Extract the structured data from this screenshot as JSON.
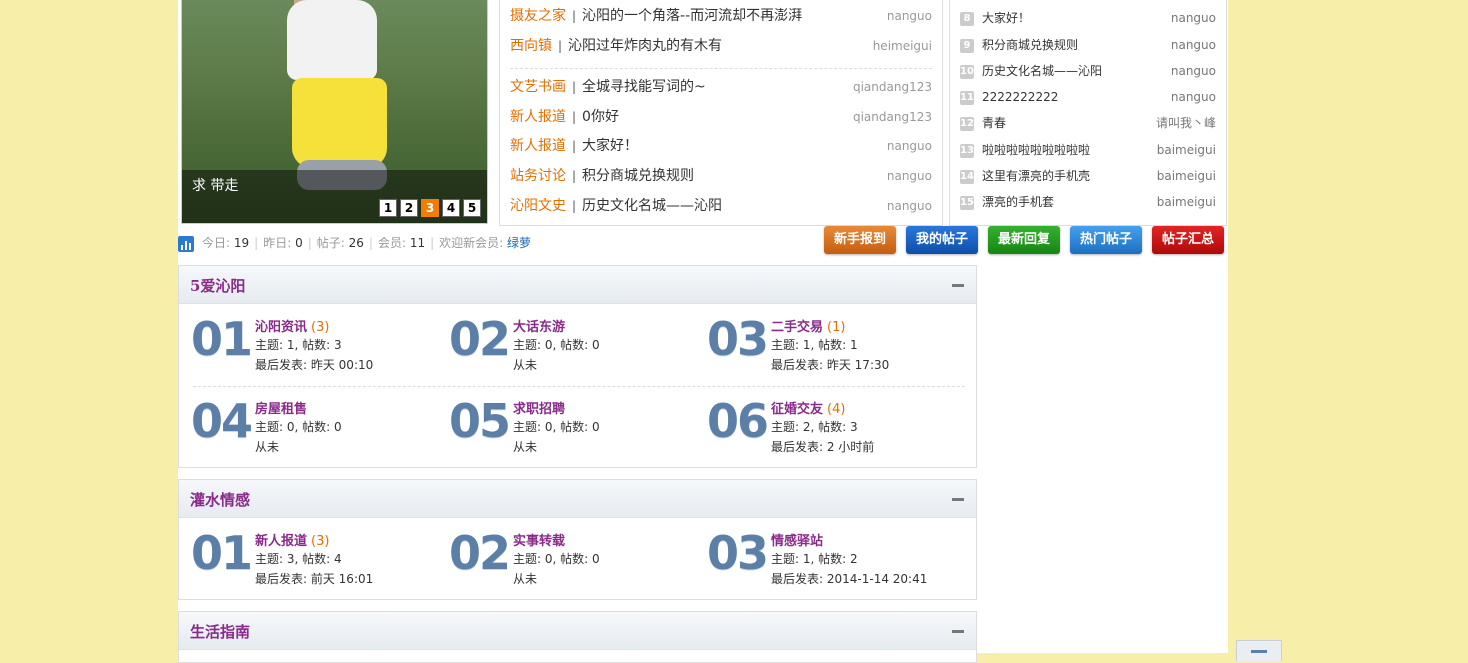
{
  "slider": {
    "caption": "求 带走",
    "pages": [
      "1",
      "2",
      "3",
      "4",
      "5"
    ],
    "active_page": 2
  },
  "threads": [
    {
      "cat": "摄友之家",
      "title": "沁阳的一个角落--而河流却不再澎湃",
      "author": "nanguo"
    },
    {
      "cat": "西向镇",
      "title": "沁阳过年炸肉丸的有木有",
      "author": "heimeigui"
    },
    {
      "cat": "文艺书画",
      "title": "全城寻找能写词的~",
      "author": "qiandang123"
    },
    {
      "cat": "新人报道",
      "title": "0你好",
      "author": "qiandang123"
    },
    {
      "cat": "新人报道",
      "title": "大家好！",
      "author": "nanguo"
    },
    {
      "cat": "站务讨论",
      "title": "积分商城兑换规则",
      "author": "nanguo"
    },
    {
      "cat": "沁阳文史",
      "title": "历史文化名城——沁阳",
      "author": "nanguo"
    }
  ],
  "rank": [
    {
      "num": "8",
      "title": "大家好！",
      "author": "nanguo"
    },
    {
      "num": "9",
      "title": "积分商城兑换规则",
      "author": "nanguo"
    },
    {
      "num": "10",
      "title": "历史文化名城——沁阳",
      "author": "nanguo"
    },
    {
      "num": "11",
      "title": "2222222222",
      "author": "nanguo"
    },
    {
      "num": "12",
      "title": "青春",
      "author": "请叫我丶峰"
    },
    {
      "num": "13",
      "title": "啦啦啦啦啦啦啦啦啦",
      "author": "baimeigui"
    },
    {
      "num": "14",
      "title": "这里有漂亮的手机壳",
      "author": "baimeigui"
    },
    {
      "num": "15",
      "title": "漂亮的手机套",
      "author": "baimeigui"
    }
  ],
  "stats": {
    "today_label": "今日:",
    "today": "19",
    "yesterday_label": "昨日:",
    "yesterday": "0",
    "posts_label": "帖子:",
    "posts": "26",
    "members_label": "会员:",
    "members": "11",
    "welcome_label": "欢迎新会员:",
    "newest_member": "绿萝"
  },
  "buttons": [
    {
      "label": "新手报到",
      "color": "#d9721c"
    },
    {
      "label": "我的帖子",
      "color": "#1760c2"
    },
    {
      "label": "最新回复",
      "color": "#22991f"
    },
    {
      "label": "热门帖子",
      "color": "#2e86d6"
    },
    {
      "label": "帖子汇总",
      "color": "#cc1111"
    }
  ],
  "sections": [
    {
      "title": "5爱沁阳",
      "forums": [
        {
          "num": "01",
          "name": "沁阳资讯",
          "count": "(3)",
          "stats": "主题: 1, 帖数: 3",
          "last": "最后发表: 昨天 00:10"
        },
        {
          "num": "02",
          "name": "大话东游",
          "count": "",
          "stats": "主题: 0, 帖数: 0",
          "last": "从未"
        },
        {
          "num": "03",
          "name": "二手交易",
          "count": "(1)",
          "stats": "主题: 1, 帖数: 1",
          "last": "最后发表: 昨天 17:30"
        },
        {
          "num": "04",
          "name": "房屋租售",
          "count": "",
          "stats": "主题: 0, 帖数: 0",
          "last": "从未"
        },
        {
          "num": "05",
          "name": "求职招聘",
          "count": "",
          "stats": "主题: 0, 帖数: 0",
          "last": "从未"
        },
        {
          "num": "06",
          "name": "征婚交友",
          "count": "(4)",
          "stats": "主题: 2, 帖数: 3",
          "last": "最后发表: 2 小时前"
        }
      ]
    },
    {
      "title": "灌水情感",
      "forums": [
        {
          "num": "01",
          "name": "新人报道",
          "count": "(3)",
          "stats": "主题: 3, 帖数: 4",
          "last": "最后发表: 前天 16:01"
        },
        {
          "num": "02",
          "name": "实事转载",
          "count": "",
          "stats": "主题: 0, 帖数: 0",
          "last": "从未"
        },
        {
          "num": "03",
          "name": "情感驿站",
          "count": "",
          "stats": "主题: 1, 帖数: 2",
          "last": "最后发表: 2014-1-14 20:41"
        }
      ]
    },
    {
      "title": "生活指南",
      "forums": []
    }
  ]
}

● Problem: Word for word, quote the lines above. Omit the pictures.

● Answer:
Extract the structured data from this screenshot as JSON.
{
  "slider": {
    "caption": "求 带走",
    "pages": [
      "1",
      "2",
      "3",
      "4",
      "5"
    ],
    "active_page": 2
  },
  "threads": [
    {
      "cat": "摄友之家",
      "title": "沁阳的一个角落--而河流却不再澎湃",
      "author": "nanguo"
    },
    {
      "cat": "西向镇",
      "title": "沁阳过年炸肉丸的有木有",
      "author": "heimeigui"
    },
    {
      "cat": "文艺书画",
      "title": "全城寻找能写词的~",
      "author": "qiandang123"
    },
    {
      "cat": "新人报道",
      "title": "0你好",
      "author": "qiandang123"
    },
    {
      "cat": "新人报道",
      "title": "大家好！",
      "author": "nanguo"
    },
    {
      "cat": "站务讨论",
      "title": "积分商城兑换规则",
      "author": "nanguo"
    },
    {
      "cat": "沁阳文史",
      "title": "历史文化名城——沁阳",
      "author": "nanguo"
    }
  ],
  "rank": [
    {
      "num": "8",
      "title": "大家好！",
      "author": "nanguo"
    },
    {
      "num": "9",
      "title": "积分商城兑换规则",
      "author": "nanguo"
    },
    {
      "num": "10",
      "title": "历史文化名城——沁阳",
      "author": "nanguo"
    },
    {
      "num": "11",
      "title": "2222222222",
      "author": "nanguo"
    },
    {
      "num": "12",
      "title": "青春",
      "author": "请叫我丶峰"
    },
    {
      "num": "13",
      "title": "啦啦啦啦啦啦啦啦啦",
      "author": "baimeigui"
    },
    {
      "num": "14",
      "title": "这里有漂亮的手机壳",
      "author": "baimeigui"
    },
    {
      "num": "15",
      "title": "漂亮的手机套",
      "author": "baimeigui"
    }
  ],
  "stats": {
    "today_label": "今日:",
    "today": "19",
    "yesterday_label": "昨日:",
    "yesterday": "0",
    "posts_label": "帖子:",
    "posts": "26",
    "members_label": "会员:",
    "members": "11",
    "welcome_label": "欢迎新会员:",
    "newest_member": "绿萝"
  },
  "buttons": [
    {
      "label": "新手报到",
      "color": "#d9721c"
    },
    {
      "label": "我的帖子",
      "color": "#1760c2"
    },
    {
      "label": "最新回复",
      "color": "#22991f"
    },
    {
      "label": "热门帖子",
      "color": "#2e86d6"
    },
    {
      "label": "帖子汇总",
      "color": "#cc1111"
    }
  ],
  "sections": [
    {
      "title": "5爱沁阳",
      "forums": [
        {
          "num": "01",
          "name": "沁阳资讯",
          "count": "(3)",
          "stats": "主题: 1, 帖数: 3",
          "last": "最后发表: 昨天 00:10"
        },
        {
          "num": "02",
          "name": "大话东游",
          "count": "",
          "stats": "主题: 0, 帖数: 0",
          "last": "从未"
        },
        {
          "num": "03",
          "name": "二手交易",
          "count": "(1)",
          "stats": "主题: 1, 帖数: 1",
          "last": "最后发表: 昨天 17:30"
        },
        {
          "num": "04",
          "name": "房屋租售",
          "count": "",
          "stats": "主题: 0, 帖数: 0",
          "last": "从未"
        },
        {
          "num": "05",
          "name": "求职招聘",
          "count": "",
          "stats": "主题: 0, 帖数: 0",
          "last": "从未"
        },
        {
          "num": "06",
          "name": "征婚交友",
          "count": "(4)",
          "stats": "主题: 2, 帖数: 3",
          "last": "最后发表: 2 小时前"
        }
      ]
    },
    {
      "title": "灌水情感",
      "forums": [
        {
          "num": "01",
          "name": "新人报道",
          "count": "(3)",
          "stats": "主题: 3, 帖数: 4",
          "last": "最后发表: 前天 16:01"
        },
        {
          "num": "02",
          "name": "实事转载",
          "count": "",
          "stats": "主题: 0, 帖数: 0",
          "last": "从未"
        },
        {
          "num": "03",
          "name": "情感驿站",
          "count": "",
          "stats": "主题: 1, 帖数: 2",
          "last": "最后发表: 2014-1-14 20:41"
        }
      ]
    },
    {
      "title": "生活指南",
      "forums": []
    }
  ]
}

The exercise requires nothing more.